Set exercise ▸ How many lines in this data contain the string "образование"? Reply with the number only.

Supplied information ▸

========

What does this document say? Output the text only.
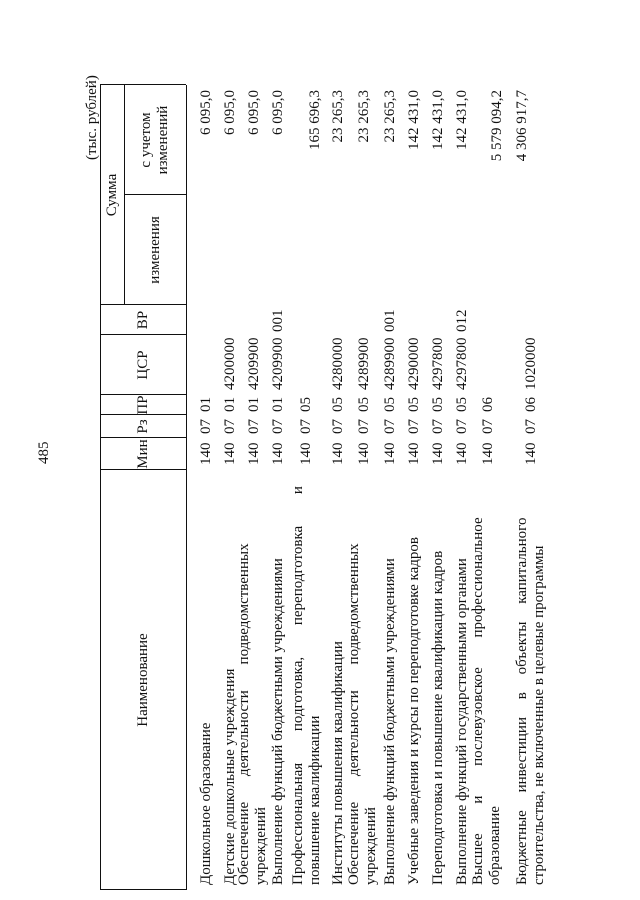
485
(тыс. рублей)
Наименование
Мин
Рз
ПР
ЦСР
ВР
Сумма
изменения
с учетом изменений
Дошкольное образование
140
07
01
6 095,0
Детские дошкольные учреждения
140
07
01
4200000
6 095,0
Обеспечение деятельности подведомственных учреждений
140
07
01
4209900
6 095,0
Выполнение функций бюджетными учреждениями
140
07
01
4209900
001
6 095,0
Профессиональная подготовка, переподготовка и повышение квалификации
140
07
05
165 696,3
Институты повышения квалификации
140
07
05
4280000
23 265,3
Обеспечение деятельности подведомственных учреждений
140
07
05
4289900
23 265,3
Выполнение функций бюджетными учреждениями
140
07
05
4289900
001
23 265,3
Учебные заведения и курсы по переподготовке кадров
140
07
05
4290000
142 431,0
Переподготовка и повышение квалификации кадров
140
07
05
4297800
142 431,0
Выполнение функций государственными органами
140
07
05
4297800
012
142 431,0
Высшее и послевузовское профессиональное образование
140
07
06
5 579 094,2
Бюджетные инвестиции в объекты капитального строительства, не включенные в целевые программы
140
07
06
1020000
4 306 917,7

========

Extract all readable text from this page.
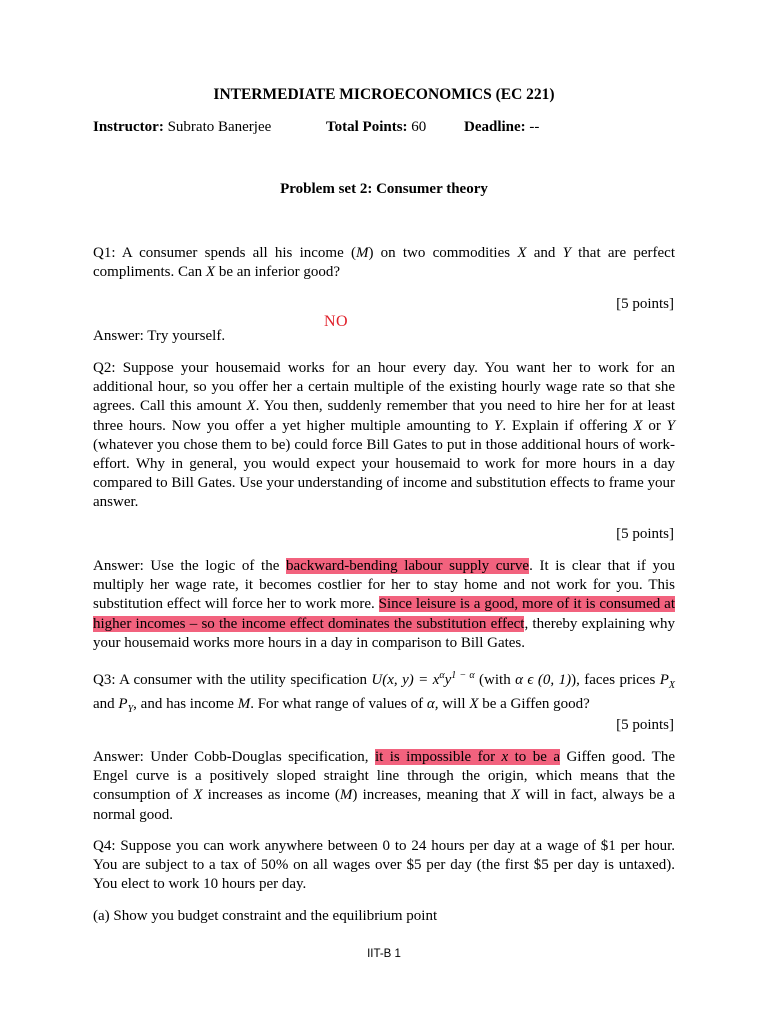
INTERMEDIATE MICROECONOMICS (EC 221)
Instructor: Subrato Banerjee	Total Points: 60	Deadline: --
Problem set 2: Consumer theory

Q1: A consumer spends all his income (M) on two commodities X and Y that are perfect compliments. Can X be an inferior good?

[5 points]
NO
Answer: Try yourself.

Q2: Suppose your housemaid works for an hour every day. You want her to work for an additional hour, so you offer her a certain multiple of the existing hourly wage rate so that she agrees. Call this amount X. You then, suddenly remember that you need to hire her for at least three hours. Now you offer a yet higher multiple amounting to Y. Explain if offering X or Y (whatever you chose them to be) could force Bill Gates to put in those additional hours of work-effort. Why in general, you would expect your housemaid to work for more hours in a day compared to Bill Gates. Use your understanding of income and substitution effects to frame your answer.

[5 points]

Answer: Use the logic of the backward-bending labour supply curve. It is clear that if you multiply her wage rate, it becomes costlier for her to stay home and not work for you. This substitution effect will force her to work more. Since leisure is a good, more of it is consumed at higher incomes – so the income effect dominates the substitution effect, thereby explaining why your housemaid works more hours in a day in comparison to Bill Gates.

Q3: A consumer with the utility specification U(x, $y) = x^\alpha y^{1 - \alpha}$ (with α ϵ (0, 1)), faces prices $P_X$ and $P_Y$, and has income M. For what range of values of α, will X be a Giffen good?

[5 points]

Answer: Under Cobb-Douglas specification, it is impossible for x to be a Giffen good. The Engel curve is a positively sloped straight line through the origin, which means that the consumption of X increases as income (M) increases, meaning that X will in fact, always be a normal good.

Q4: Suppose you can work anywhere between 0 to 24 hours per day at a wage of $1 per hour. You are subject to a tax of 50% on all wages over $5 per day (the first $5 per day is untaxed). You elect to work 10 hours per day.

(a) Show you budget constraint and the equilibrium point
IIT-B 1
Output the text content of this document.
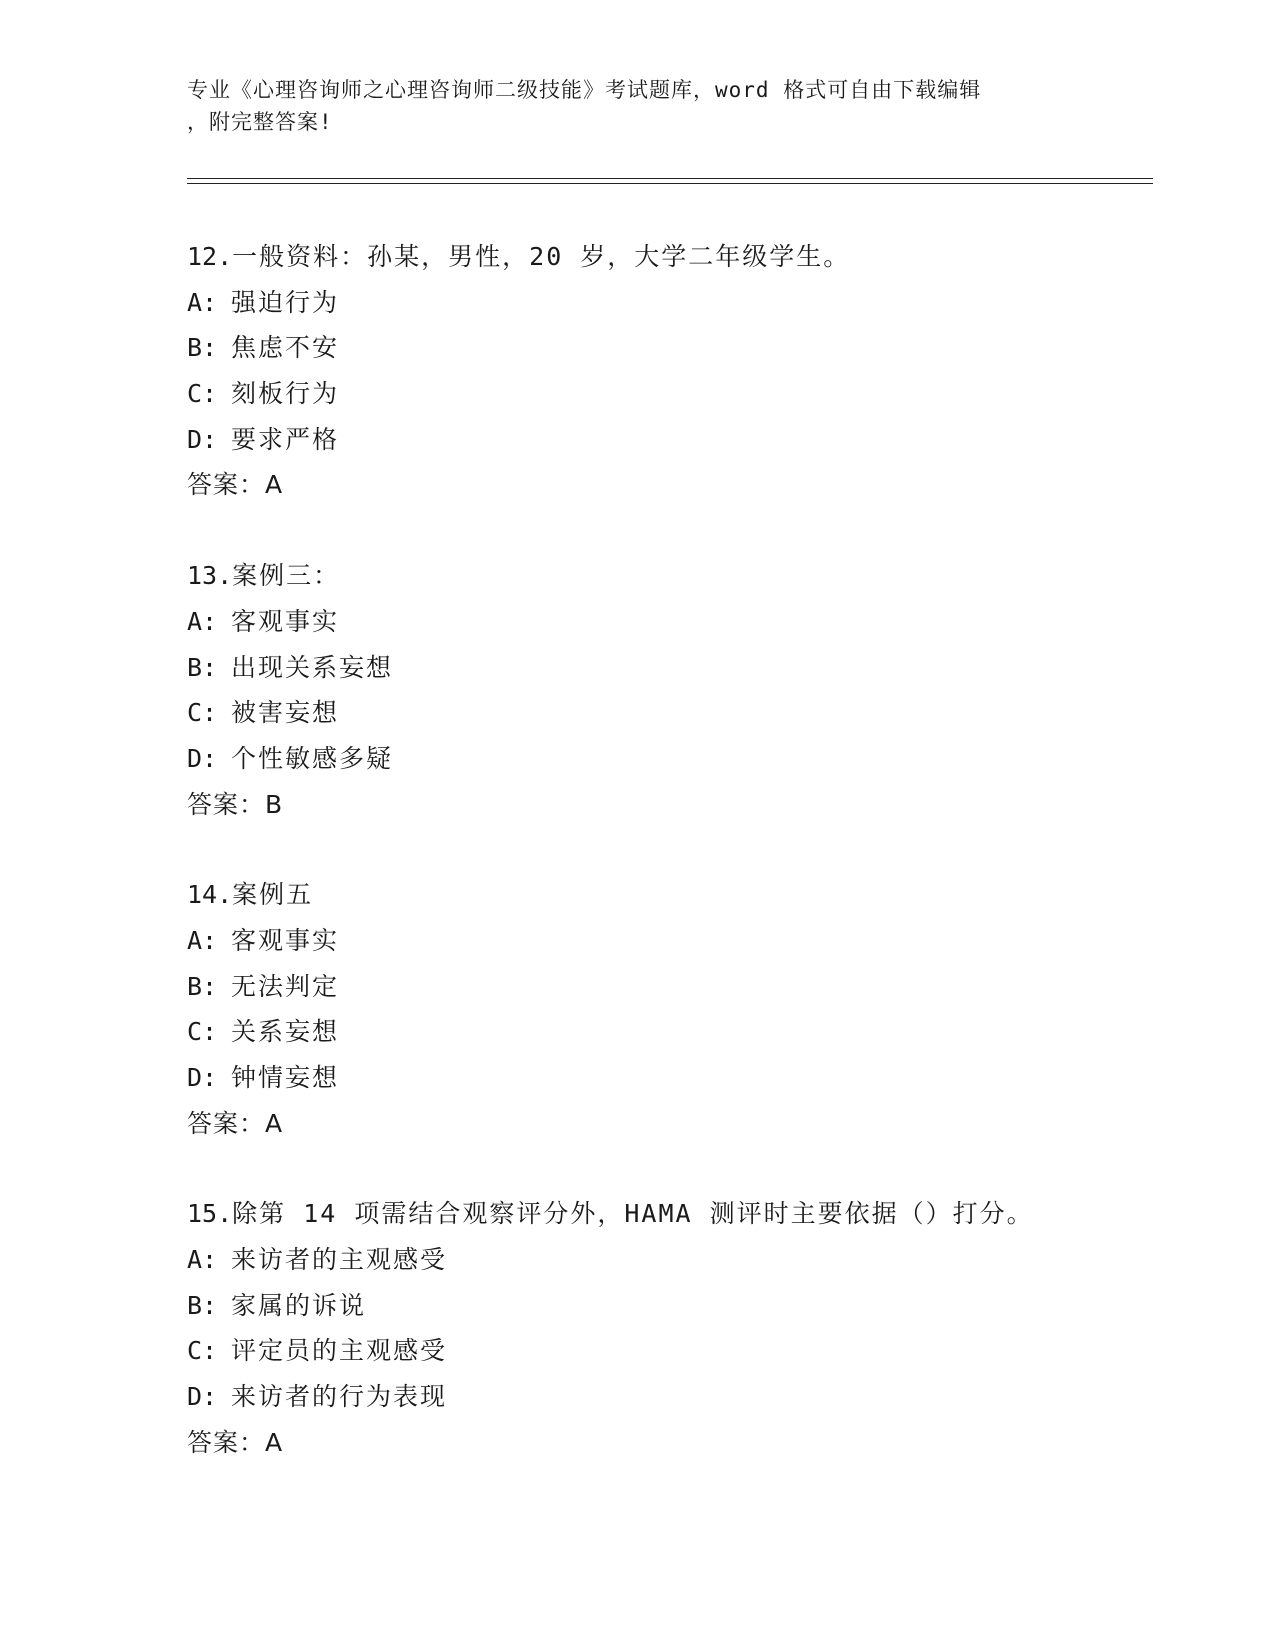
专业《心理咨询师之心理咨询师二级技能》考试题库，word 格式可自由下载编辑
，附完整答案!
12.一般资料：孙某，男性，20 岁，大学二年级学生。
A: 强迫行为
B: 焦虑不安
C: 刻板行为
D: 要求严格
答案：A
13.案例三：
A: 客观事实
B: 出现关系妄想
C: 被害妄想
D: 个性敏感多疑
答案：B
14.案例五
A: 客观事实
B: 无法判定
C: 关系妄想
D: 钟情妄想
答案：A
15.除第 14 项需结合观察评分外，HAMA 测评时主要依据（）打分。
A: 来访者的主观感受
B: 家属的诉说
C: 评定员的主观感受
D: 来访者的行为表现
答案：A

========

Result of the task ▸ 2